** Start **

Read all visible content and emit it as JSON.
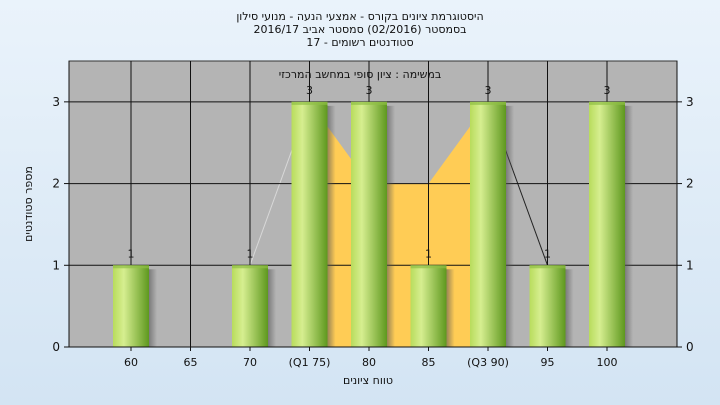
{
  "chart_data": {
    "type": "bar",
    "title_lines": [
      "היסטוגרמת ציונים בקורס - אמצעי הנעה - מנועי סילון",
      "בסמסטר  (02/2016)  סמסטר אביב 2016/17",
      "סטודנטים רשומים - 17"
    ],
    "plot_subtitle": "במשימה : ציון סופי במחשב המרכזי",
    "xlabel": "טווח ציונים",
    "ylabel": "מספר סטודנטים",
    "categories": [
      "60",
      "65",
      "70",
      "(Q1 75)",
      "80",
      "85",
      "(Q3 90)",
      "95",
      "100"
    ],
    "values": [
      1,
      0,
      1,
      3,
      3,
      1,
      3,
      1,
      3
    ],
    "data_labels": [
      "1",
      "",
      "1",
      "3",
      "3",
      "1",
      "3",
      "1",
      "3"
    ],
    "ylim": [
      0,
      3.5
    ],
    "yticks": [
      0,
      1,
      2,
      3
    ],
    "interquartile_area": {
      "x": [
        "(Q1 75)",
        "80",
        "85",
        "(Q3 90)"
      ],
      "values": [
        3,
        2,
        2,
        3
      ]
    },
    "colors": {
      "plot_background": "#b4b4b4",
      "bar_light": "#d4ec8c",
      "bar_dark": "#5f9a1c",
      "area_fill": "#ffcc55",
      "gridline": "#111111"
    },
    "grid": true
  }
}
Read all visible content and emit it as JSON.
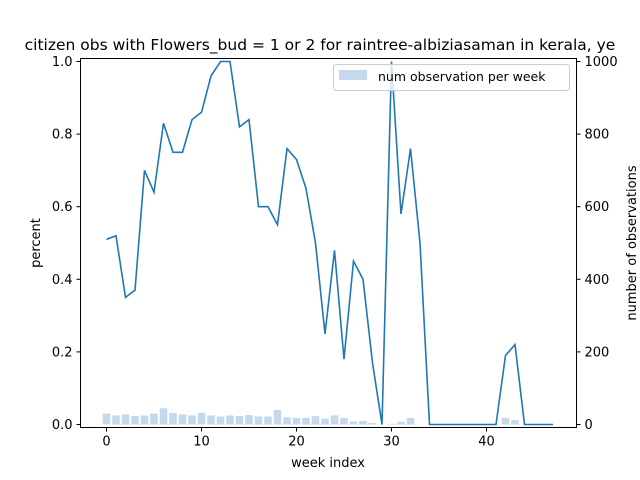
{
  "chart_data": {
    "type": "bar+line",
    "title": "citizen obs with Flowers_bud = 1 or 2 for raintree-albiziasaman in kerala, ye",
    "xlabel": "week index",
    "ylabel_left": "percent",
    "ylabel_right": "number of observations",
    "xlim": [
      -3,
      50
    ],
    "ylim_left": [
      0,
      1.0
    ],
    "ylim_right": [
      0,
      1000
    ],
    "xticks": [
      "0",
      "10",
      "20",
      "30",
      "40"
    ],
    "yticks_left": [
      "0.0",
      "0.2",
      "0.4",
      "0.6",
      "0.8",
      "1.0"
    ],
    "yticks_right": [
      "0",
      "200",
      "400",
      "600",
      "800",
      "1000"
    ],
    "legend": {
      "position": "top-right",
      "label": "num observation per week"
    },
    "colors": {
      "line": "#1f77b4",
      "bars": "#c5d9ec"
    },
    "x": [
      0,
      1,
      2,
      3,
      4,
      5,
      6,
      7,
      8,
      9,
      10,
      11,
      12,
      13,
      14,
      15,
      16,
      17,
      18,
      19,
      20,
      21,
      22,
      23,
      24,
      25,
      26,
      27,
      28,
      29,
      30,
      31,
      32,
      33,
      34,
      35,
      36,
      37,
      38,
      39,
      40,
      41,
      42,
      43,
      44,
      45,
      46,
      47
    ],
    "series": [
      {
        "name": "percent",
        "axis": "left",
        "kind": "line",
        "values": [
          0.51,
          0.52,
          0.35,
          0.37,
          0.7,
          0.64,
          0.83,
          0.75,
          0.75,
          0.84,
          0.86,
          0.96,
          1.0,
          1.0,
          0.82,
          0.84,
          0.6,
          0.6,
          0.55,
          0.76,
          0.73,
          0.65,
          0.5,
          0.25,
          0.48,
          0.18,
          0.45,
          0.4,
          0.17,
          0.0,
          1.0,
          0.58,
          0.76,
          0.5,
          0.0,
          0.0,
          0.0,
          0.0,
          0.0,
          0.0,
          0.0,
          0.0,
          0.19,
          0.22,
          0.0,
          0.0,
          0.0,
          0.0
        ]
      },
      {
        "name": "num observation per week",
        "axis": "right",
        "kind": "bar",
        "values": [
          30,
          25,
          28,
          23,
          25,
          30,
          45,
          32,
          28,
          25,
          32,
          25,
          22,
          25,
          23,
          26,
          22,
          22,
          40,
          20,
          18,
          18,
          23,
          16,
          25,
          18,
          8,
          10,
          4,
          0,
          2,
          8,
          18,
          0,
          0,
          0,
          0,
          0,
          0,
          0,
          0,
          0,
          18,
          12,
          0,
          0,
          0,
          0
        ]
      }
    ]
  }
}
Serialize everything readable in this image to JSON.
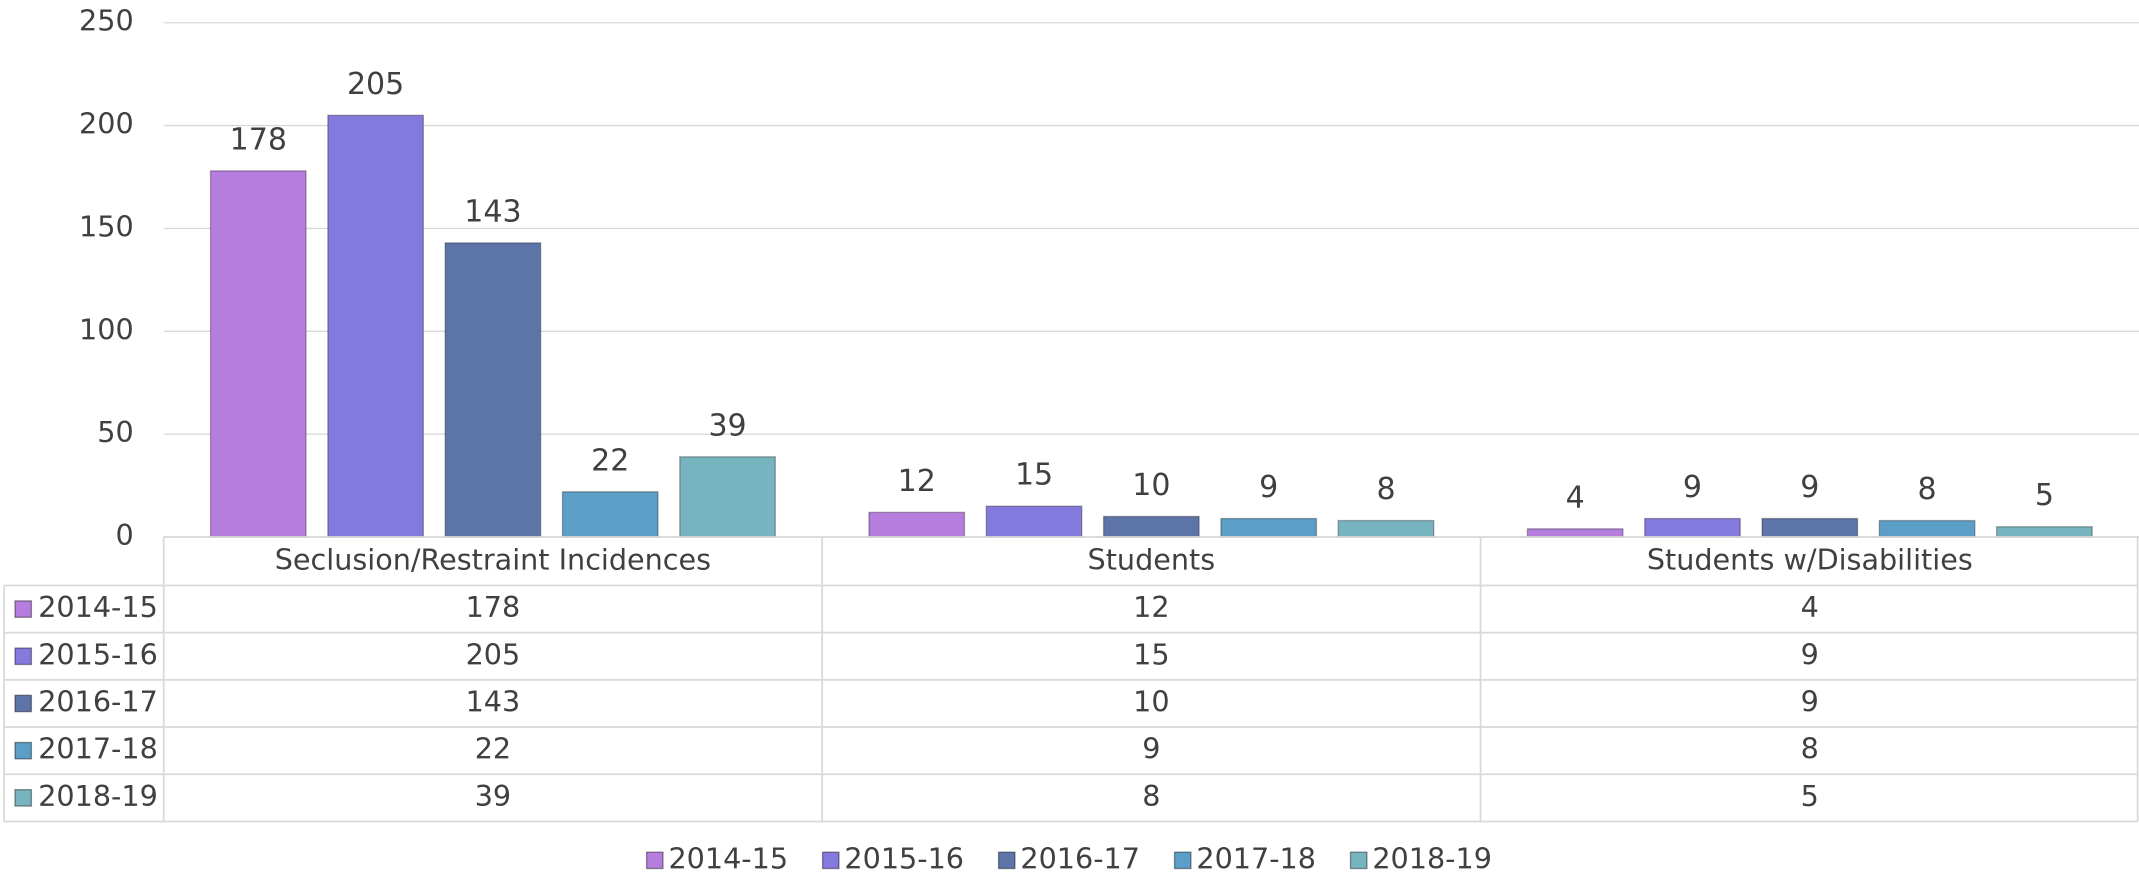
{
  "chart_data": {
    "type": "bar",
    "categories": [
      "Seclusion/Restraint Incidences",
      "Students",
      "Students w/Disabilities"
    ],
    "series": [
      {
        "name": "2014-15",
        "color": "#b57ddd",
        "values": [
          178,
          12,
          4
        ]
      },
      {
        "name": "2015-16",
        "color": "#8479dd",
        "values": [
          205,
          15,
          9
        ]
      },
      {
        "name": "2016-17",
        "color": "#5d74a8",
        "values": [
          143,
          10,
          9
        ]
      },
      {
        "name": "2017-18",
        "color": "#5b9ec6",
        "values": [
          22,
          9,
          8
        ]
      },
      {
        "name": "2018-19",
        "color": "#78b4c0",
        "values": [
          39,
          8,
          5
        ]
      }
    ],
    "ylim": [
      0,
      250
    ],
    "yticks": [
      0,
      50,
      100,
      150,
      200,
      250
    ],
    "grid": true,
    "legend": "bottom",
    "data_table": true
  }
}
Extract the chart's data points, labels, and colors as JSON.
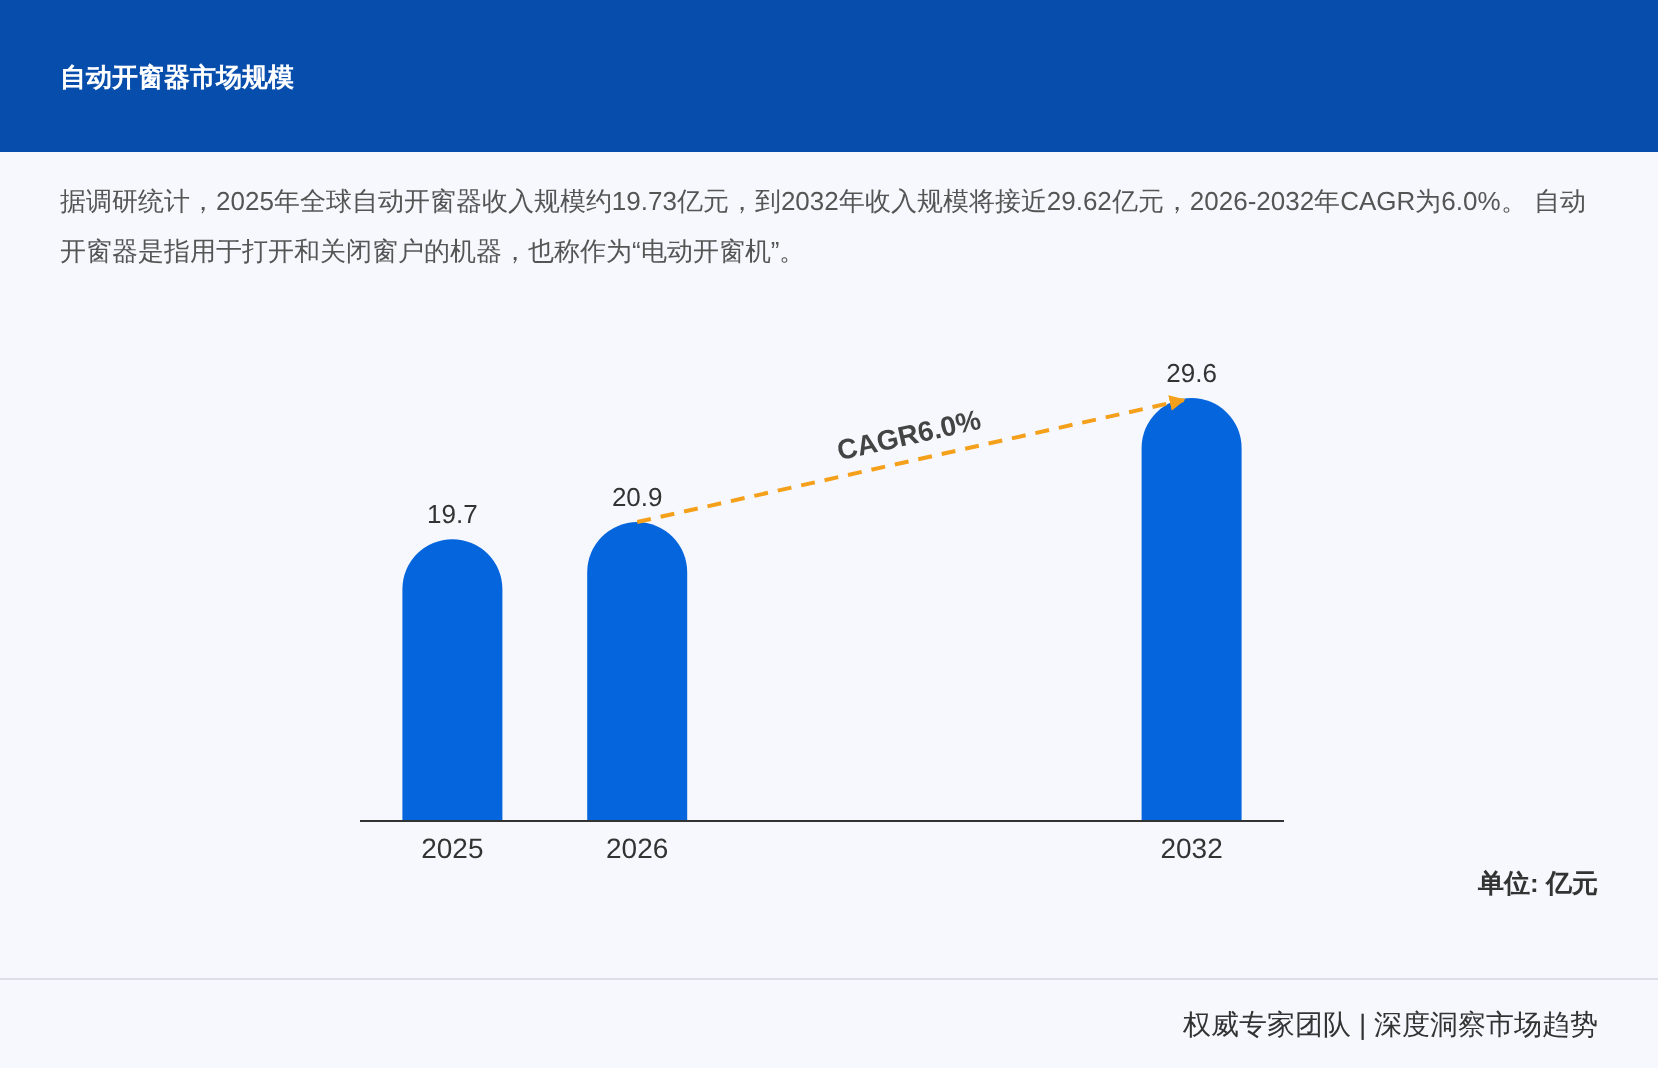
{
  "chart_data": {
    "type": "bar",
    "title": "自动开窗器市场规模",
    "subtitle": "据调研统计，2025年全球自动开窗器收入规模约19.73亿元，到2032年收入规模将接近29.62亿元，2026-2032年CAGR为6.0%。 自动开窗器是指用于打开和关闭窗户的机器，也称作为“电动开窗机”。",
    "categories": [
      "2025",
      "2026",
      null,
      null,
      "2032"
    ],
    "values": [
      19.7,
      20.9,
      null,
      null,
      29.6
    ],
    "color": "#0565dd",
    "data_labels": true,
    "annotations": [
      "CAGR6.0%",
      "单位: 亿元",
      "权威专家团队 | 深度洞察市场趋势"
    ]
  }
}
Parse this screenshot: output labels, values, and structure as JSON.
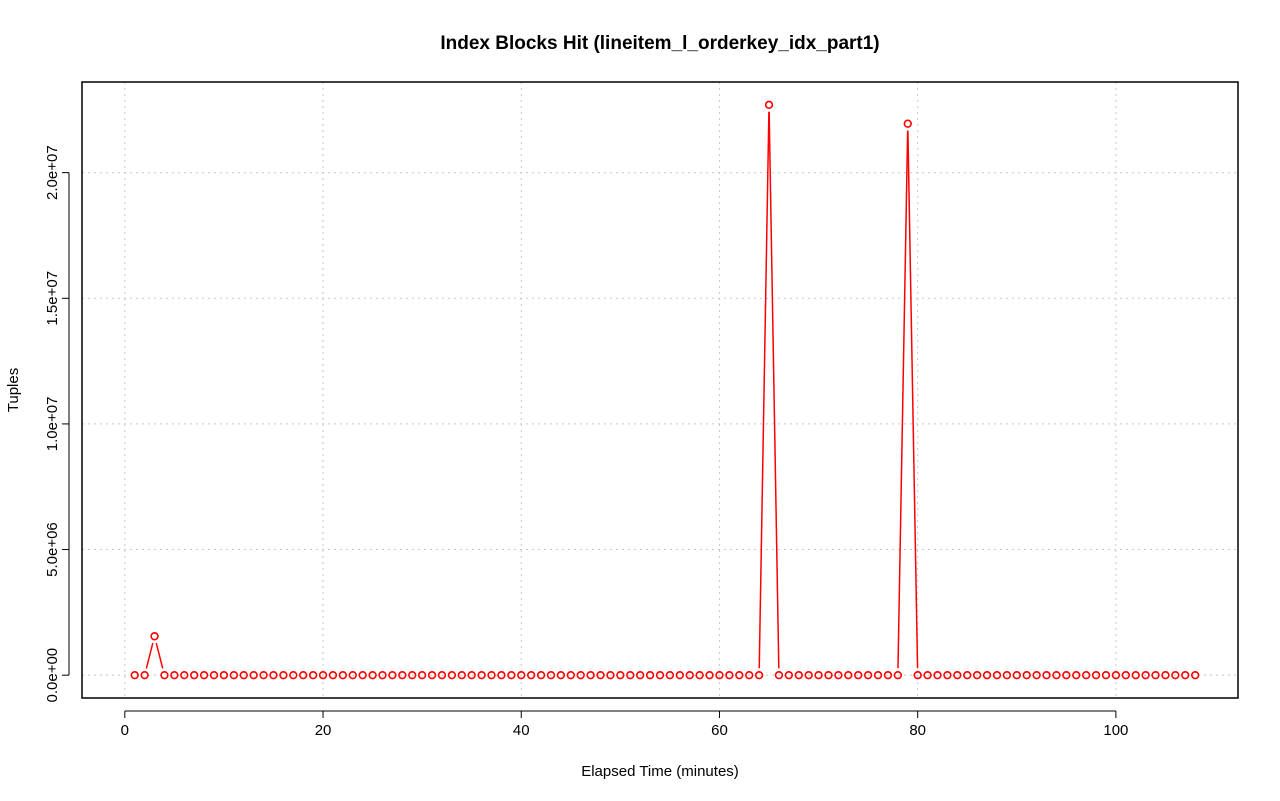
{
  "chart_data": {
    "type": "line",
    "title": "Index Blocks Hit (lineitem_l_orderkey_idx_part1)",
    "xlabel": "Elapsed Time (minutes)",
    "ylabel": "Tuples",
    "xlim": [
      -4.32,
      112.32
    ],
    "ylim": [
      -908000,
      23608000
    ],
    "x_ticks": [
      0,
      20,
      40,
      60,
      80,
      100
    ],
    "x_tick_labels": [
      "0",
      "20",
      "40",
      "60",
      "80",
      "100"
    ],
    "y_ticks": [
      0,
      5000000,
      10000000,
      15000000,
      20000000
    ],
    "y_tick_labels": [
      "0.0e+00",
      "5.0e+06",
      "1.0e+07",
      "1.5e+07",
      "2.0e+07"
    ],
    "grid": true,
    "legend": false,
    "color": "#ff0000",
    "series": [
      {
        "x_start": 1,
        "x_end": 108,
        "default_value": 0,
        "nonzero": [
          [
            3,
            1550000
          ],
          [
            65,
            22700000
          ],
          [
            79,
            21950000
          ]
        ]
      }
    ]
  }
}
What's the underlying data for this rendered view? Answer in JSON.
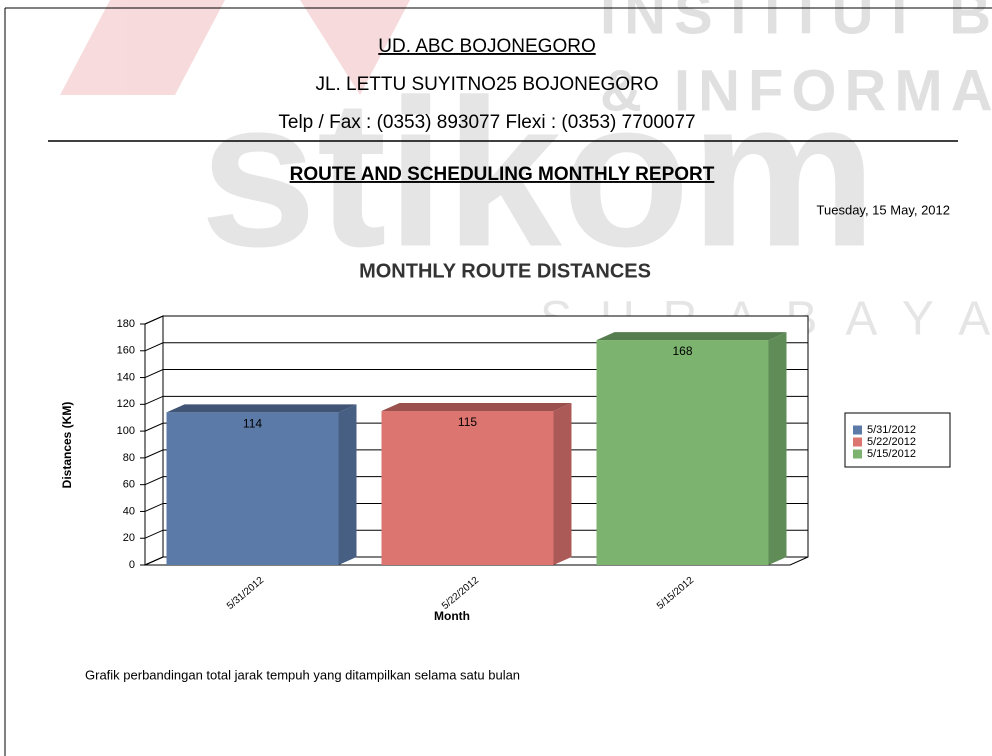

** End **

What you need to do
Look over the listing above. Pick out and copy every line that includes "this".

Answer below
Serialize everything readable in this image to JSON.
Parse this screenshot: output labels, values, and structure as JSON.
What's the underlying data for this rendered view? Answer in JSON.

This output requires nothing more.